## What you need to do
Repeat the material exactly, leaving nothing out.

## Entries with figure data
-=-=-

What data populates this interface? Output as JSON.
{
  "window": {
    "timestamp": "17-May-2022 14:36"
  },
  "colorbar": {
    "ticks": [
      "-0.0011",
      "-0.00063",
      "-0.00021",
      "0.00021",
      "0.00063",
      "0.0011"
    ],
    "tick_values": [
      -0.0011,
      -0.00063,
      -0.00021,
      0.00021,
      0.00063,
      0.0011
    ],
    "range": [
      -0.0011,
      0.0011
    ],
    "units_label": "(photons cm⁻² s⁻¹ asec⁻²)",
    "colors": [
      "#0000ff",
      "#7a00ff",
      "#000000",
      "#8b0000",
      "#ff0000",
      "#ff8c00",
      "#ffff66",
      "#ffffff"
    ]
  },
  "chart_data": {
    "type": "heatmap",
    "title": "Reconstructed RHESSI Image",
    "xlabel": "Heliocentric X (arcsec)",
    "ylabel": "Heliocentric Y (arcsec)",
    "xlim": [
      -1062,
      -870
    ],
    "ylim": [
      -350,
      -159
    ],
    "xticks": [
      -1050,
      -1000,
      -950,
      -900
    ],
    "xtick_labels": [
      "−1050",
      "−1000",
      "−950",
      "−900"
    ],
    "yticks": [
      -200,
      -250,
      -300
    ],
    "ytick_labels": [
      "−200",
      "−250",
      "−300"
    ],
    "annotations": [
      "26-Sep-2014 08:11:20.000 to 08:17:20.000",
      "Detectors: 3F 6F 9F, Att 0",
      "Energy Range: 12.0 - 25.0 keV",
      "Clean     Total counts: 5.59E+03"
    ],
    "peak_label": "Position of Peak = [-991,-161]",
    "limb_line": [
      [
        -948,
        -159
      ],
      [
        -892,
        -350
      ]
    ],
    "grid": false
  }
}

-=-=-

## Answer for this exercise
What data populates this interface? Output as JSON.
{
  "window": {
    "timestamp": "17-May-2022 14:36"
  },
  "colorbar": {
    "ticks": [
      "-0.0011",
      "-0.00063",
      "-0.00021",
      "0.00021",
      "0.00063",
      "0.0011"
    ],
    "tick_values": [
      -0.0011,
      -0.00063,
      -0.00021,
      0.00021,
      0.00063,
      0.0011
    ],
    "range": [
      -0.0011,
      0.0011
    ],
    "units_label": "(photons cm⁻² s⁻¹ asec⁻²)",
    "colors": [
      "#0000ff",
      "#7a00ff",
      "#000000",
      "#8b0000",
      "#ff0000",
      "#ff8c00",
      "#ffff66",
      "#ffffff"
    ]
  },
  "chart_data": {
    "type": "heatmap",
    "title": "Reconstructed RHESSI Image",
    "xlabel": "Heliocentric X (arcsec)",
    "ylabel": "Heliocentric Y (arcsec)",
    "xlim": [
      -1062,
      -870
    ],
    "ylim": [
      -350,
      -159
    ],
    "xticks": [
      -1050,
      -1000,
      -950,
      -900
    ],
    "xtick_labels": [
      "−1050",
      "−1000",
      "−950",
      "−900"
    ],
    "yticks": [
      -200,
      -250,
      -300
    ],
    "ytick_labels": [
      "−200",
      "−250",
      "−300"
    ],
    "annotations": [
      "26-Sep-2014 08:11:20.000 to 08:17:20.000",
      "Detectors: 3F 6F 9F, Att 0",
      "Energy Range: 12.0 - 25.0 keV",
      "Clean     Total counts: 5.59E+03"
    ],
    "peak_label": "Position of Peak = [-991,-161]",
    "limb_line": [
      [
        -948,
        -159
      ],
      [
        -892,
        -350
      ]
    ],
    "grid": false
  }
}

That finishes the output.